Data entries for graphics
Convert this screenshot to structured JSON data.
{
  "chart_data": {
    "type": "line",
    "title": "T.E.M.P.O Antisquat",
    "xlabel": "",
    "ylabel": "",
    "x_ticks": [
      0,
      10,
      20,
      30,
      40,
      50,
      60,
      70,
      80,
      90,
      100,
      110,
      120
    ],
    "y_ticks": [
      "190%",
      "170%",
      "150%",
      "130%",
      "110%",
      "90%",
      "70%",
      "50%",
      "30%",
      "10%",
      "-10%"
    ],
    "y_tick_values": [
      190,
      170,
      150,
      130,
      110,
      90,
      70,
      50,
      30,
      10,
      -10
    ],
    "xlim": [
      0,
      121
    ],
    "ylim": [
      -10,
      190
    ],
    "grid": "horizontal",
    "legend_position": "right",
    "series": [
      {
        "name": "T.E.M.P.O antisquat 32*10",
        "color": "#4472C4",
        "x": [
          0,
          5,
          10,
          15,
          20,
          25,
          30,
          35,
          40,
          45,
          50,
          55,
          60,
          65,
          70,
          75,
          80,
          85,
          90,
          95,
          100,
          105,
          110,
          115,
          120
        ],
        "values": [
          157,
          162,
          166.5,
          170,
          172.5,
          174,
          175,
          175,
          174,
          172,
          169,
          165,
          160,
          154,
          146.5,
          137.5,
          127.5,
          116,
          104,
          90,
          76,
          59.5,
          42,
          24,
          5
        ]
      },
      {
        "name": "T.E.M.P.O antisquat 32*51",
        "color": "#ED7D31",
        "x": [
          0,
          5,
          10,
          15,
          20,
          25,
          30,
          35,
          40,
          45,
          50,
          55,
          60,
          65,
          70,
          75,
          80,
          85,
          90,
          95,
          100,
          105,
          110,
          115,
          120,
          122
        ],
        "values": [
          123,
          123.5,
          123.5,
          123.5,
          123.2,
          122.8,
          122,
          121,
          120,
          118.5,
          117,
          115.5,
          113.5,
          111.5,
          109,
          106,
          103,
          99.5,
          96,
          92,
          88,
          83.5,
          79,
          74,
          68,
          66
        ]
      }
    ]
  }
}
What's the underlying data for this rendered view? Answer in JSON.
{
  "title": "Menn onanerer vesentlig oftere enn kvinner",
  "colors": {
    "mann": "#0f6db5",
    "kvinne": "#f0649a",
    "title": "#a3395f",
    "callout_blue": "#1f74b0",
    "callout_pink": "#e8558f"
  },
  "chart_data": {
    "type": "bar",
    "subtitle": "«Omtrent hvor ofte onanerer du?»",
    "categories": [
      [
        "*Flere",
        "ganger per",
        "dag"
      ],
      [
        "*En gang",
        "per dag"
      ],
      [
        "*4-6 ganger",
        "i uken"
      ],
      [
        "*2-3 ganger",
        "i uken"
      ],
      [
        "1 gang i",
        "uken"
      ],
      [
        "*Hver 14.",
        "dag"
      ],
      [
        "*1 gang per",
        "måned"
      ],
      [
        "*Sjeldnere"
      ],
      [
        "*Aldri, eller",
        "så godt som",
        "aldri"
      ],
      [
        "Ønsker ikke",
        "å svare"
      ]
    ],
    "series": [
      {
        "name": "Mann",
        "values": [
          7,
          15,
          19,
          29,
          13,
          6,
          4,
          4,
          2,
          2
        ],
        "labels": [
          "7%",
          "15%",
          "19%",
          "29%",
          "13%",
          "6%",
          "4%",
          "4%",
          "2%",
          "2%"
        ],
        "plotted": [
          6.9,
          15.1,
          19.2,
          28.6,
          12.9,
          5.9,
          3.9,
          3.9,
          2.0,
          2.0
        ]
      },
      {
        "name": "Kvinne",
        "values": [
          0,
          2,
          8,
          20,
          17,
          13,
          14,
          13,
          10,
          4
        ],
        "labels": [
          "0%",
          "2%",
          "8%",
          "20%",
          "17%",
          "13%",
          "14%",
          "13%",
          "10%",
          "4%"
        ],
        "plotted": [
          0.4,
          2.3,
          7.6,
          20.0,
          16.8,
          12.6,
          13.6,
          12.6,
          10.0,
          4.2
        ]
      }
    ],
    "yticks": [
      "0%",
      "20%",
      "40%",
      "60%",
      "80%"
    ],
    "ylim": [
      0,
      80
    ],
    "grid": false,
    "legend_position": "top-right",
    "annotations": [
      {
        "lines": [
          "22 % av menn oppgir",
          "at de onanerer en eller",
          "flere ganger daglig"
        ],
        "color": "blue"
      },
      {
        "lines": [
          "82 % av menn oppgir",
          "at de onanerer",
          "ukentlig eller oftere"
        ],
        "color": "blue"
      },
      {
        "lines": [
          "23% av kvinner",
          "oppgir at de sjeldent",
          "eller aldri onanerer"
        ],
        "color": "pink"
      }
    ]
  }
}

● What this task involves
Where a line holds "JSON", copy that line.

● Exercise output
Convert this screenshot to structured JSON data.
What's the underlying data for this rendered view? Answer in JSON.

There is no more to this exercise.